### TASK INSTRUCTIONS
From the listing below, pull out all lines with "Windows" in them.

++++++++++++++++++++

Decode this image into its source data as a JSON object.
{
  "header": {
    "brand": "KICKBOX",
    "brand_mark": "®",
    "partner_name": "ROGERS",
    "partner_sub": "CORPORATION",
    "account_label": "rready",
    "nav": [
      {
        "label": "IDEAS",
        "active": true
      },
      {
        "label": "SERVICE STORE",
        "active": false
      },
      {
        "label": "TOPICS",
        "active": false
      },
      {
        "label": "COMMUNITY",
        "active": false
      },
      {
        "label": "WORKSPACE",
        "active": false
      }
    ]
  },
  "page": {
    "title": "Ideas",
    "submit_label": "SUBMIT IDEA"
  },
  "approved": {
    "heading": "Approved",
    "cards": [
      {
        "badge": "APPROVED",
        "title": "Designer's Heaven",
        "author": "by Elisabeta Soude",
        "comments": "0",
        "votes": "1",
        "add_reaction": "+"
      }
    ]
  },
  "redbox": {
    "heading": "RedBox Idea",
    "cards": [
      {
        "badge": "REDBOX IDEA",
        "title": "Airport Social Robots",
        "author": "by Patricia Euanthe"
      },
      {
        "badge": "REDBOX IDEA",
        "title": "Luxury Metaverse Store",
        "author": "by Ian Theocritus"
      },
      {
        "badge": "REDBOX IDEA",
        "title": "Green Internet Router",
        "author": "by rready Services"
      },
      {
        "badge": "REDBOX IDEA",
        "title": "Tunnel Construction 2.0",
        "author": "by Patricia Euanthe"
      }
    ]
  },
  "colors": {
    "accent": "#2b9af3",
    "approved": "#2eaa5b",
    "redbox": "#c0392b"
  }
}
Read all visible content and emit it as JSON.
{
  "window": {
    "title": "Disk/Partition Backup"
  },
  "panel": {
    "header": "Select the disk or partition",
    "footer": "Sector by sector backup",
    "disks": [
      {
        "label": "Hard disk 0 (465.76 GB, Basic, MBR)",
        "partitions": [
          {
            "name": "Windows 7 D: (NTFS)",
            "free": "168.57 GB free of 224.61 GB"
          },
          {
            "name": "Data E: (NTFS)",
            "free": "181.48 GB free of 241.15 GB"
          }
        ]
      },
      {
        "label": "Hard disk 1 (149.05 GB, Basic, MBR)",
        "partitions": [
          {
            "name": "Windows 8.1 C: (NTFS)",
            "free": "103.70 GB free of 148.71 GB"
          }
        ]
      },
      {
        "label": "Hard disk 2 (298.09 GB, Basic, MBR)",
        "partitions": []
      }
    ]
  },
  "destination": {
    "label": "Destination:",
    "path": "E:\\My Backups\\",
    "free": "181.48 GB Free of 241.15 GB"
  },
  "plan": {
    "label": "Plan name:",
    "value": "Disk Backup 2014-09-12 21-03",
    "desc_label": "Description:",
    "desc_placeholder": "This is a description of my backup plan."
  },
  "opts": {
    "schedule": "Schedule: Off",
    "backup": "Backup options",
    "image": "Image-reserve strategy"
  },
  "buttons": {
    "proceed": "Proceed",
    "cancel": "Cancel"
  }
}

++++++++++++++++++++

### ANSWER TO THIS TASK
            "name": "Windows 7 D: (NTFS)",
            "name": "Windows 8.1 C: (NTFS)",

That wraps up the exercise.